**PROVIDED DATA**:
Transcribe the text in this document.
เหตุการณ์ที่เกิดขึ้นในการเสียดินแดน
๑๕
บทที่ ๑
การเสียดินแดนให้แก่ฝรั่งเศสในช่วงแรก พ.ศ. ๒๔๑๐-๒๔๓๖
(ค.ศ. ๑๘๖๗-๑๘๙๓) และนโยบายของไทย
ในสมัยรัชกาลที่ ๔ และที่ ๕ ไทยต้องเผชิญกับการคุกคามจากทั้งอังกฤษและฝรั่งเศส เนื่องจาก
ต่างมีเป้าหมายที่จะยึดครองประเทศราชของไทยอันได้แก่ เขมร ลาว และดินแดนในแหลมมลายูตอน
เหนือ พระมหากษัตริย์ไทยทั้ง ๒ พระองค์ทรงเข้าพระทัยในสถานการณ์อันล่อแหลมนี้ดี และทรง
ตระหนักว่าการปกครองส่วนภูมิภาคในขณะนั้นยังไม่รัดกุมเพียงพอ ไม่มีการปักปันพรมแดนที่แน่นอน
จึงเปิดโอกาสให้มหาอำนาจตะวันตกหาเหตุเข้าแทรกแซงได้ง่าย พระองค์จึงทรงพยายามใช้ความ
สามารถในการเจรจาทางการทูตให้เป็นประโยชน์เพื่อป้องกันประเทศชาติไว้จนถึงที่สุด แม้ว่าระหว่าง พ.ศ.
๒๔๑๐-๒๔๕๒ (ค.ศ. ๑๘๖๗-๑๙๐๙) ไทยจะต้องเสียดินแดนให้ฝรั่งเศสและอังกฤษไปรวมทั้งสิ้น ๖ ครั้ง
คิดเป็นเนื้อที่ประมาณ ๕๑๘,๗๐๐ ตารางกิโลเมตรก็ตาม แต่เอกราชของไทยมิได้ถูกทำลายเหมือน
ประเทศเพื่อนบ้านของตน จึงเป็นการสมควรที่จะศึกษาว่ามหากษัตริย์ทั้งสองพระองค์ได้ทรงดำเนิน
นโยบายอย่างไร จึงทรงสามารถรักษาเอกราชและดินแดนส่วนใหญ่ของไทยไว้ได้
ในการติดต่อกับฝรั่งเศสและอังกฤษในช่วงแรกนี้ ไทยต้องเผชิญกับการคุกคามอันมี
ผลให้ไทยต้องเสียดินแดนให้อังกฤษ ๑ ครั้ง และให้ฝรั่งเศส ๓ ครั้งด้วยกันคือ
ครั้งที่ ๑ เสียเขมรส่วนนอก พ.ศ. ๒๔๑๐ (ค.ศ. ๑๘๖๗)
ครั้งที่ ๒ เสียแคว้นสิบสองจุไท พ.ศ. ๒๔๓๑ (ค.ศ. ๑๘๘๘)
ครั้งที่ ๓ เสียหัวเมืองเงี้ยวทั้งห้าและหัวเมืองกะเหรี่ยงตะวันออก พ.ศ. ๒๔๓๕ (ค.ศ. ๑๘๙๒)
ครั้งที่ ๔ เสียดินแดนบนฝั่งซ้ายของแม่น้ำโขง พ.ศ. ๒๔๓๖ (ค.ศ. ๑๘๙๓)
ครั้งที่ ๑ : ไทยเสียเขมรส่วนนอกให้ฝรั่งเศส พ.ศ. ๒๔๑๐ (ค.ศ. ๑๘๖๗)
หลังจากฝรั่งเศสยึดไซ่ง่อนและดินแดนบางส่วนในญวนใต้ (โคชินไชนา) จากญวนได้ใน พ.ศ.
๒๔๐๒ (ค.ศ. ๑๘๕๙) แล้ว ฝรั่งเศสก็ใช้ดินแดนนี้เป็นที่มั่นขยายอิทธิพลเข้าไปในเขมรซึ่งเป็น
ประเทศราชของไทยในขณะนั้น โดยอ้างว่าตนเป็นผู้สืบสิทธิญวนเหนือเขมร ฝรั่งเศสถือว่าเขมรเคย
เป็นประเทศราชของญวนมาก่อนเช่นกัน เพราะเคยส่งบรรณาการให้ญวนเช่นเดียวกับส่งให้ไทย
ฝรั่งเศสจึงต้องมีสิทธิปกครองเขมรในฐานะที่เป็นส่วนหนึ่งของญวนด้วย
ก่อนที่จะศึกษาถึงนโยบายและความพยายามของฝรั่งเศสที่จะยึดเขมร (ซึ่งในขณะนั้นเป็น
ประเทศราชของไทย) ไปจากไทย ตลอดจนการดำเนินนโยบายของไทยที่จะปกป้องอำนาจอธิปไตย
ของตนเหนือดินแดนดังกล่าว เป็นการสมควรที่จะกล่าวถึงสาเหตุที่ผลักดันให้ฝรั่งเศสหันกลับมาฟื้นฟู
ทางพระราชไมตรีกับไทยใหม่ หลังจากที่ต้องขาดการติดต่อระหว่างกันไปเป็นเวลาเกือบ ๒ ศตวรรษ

**GIVEN TASK**:
Nothing may be left out: return each entry exactly as it reads.

**EXERCISE SOLUTION**:
Transcribe the text in this document.
เหตุการณ์ที่เกิดขึ้นในการเสียดินแดน
๑๕
บทที่ ๑
การเสียดินแดนให้แก่ฝรั่งเศสในช่วงแรก พ.ศ. ๒๔๑๐-๒๔๓๖
(ค.ศ. ๑๘๖๗-๑๘๙๓) และนโยบายของไทย
ในสมัยรัชกาลที่ ๔ และที่ ๕ ไทยต้องเผชิญกับการคุกคามจากทั้งอังกฤษและฝรั่งเศส เนื่องจาก
ต่างมีเป้าหมายที่จะยึดครองประเทศราชของไทยอันได้แก่ เขมร ลาว และดินแดนในแหลมมลายูตอน
เหนือ พระมหากษัตริย์ไทยทั้ง ๒ พระองค์ทรงเข้าพระทัยในสถานการณ์อันล่อแหลมนี้ดี และทรง
ตระหนักว่าการปกครองส่วนภูมิภาคในขณะนั้นยังไม่รัดกุมเพียงพอ ไม่มีการปักปันพรมแดนที่แน่นอน
จึงเปิดโอกาสให้มหาอำนาจตะวันตกหาเหตุเข้าแทรกแซงได้ง่าย พระองค์จึงทรงพยายามใช้ความ
สามารถในการเจรจาทางการทูตให้เป็นประโยชน์เพื่อป้องกันประเทศชาติไว้จนถึงที่สุด แม้ว่าระหว่าง พ.ศ.
๒๔๑๐-๒๔๕๒ (ค.ศ. ๑๘๖๗-๑๙๐๙) ไทยจะต้องเสียดินแดนให้ฝรั่งเศสและอังกฤษไปรวมทั้งสิ้น ๖ ครั้ง
คิดเป็นเนื้อที่ประมาณ ๕๑๘,๗๐๐ ตารางกิโลเมตรก็ตาม แต่เอกราชของไทยมิได้ถูกทำลายเหมือน
ประเทศเพื่อนบ้านของตน จึงเป็นการสมควรที่จะศึกษาว่ามหากษัตริย์ทั้งสองพระองค์ได้ทรงดำเนิน
นโยบายอย่างไร จึงทรงสามารถรักษาเอกราชและดินแดนส่วนใหญ่ของไทยไว้ได้
ในการติดต่อกับฝรั่งเศสและอังกฤษในช่วงแรกนี้ ไทยต้องเผชิญกับการคุกคามอันมี
ผลให้ไทยต้องเสียดินแดนให้อังกฤษ ๑ ครั้ง และให้ฝรั่งเศส ๓ ครั้งด้วยกันคือ
ครั้งที่ ๑ เสียเขมรส่วนนอก พ.ศ. ๒๔๑๐ (ค.ศ. ๑๘๖๗)
ครั้งที่ ๒ เสียแคว้นสิบสองจุไท พ.ศ. ๒๔๓๑ (ค.ศ. ๑๘๘๘)
ครั้งที่ ๓ เสียหัวเมืองเงี้ยวทั้งห้าและหัวเมืองกะเหรี่ยงตะวันออก พ.ศ. ๒๔๓๕ (ค.ศ. ๑๘๙๒)
ครั้งที่ ๔ เสียดินแดนบนฝั่งซ้ายของแม่น้ำโขง พ.ศ. ๒๔๓๖ (ค.ศ. ๑๘๙๓)
ครั้งที่ ๑ : ไทยเสียเขมรส่วนนอกให้ฝรั่งเศส พ.ศ. ๒๔๑๐ (ค.ศ. ๑๘๖๗)
หลังจากฝรั่งเศสยึดไซ่ง่อนและดินแดนบางส่วนในญวนใต้ (โคชินไชนา) จากญวนได้ใน พ.ศ.
๒๔๐๒ (ค.ศ. ๑๘๕๙) แล้ว ฝรั่งเศสก็ใช้ดินแดนนี้เป็นที่มั่นขยายอิทธิพลเข้าไปในเขมรซึ่งเป็น
ประเทศราชของไทยในขณะนั้น โดยอ้างว่าตนเป็นผู้สืบสิทธิญวนเหนือเขมร ฝรั่งเศสถือว่าเขมรเคย
เป็นประเทศราชของญวนมาก่อนเช่นกัน เพราะเคยส่งบรรณาการให้ญวนเช่นเดียวกับส่งให้ไทย
ฝรั่งเศสจึงต้องมีสิทธิปกครองเขมรในฐานะที่เป็นส่วนหนึ่งของญวนด้วย
ก่อนที่จะศึกษาถึงนโยบายและความพยายามของฝรั่งเศสที่จะยึดเขมร (ซึ่งในขณะนั้นเป็น
ประเทศราชของไทย) ไปจากไทย ตลอดจนการดำเนินนโยบายของไทยที่จะปกป้องอำนาจอธิปไตย
ของตนเหนือดินแดนดังกล่าว เป็นการสมควรที่จะกล่าวถึงสาเหตุที่ผลักดันให้ฝรั่งเศสหันกลับมาฟื้นฟู
ทางพระราชไมตรีกับไทยใหม่ หลังจากที่ต้องขาดการติดต่อระหว่างกันไปเป็นเวลาเกือบ ๒ ศตวรรษ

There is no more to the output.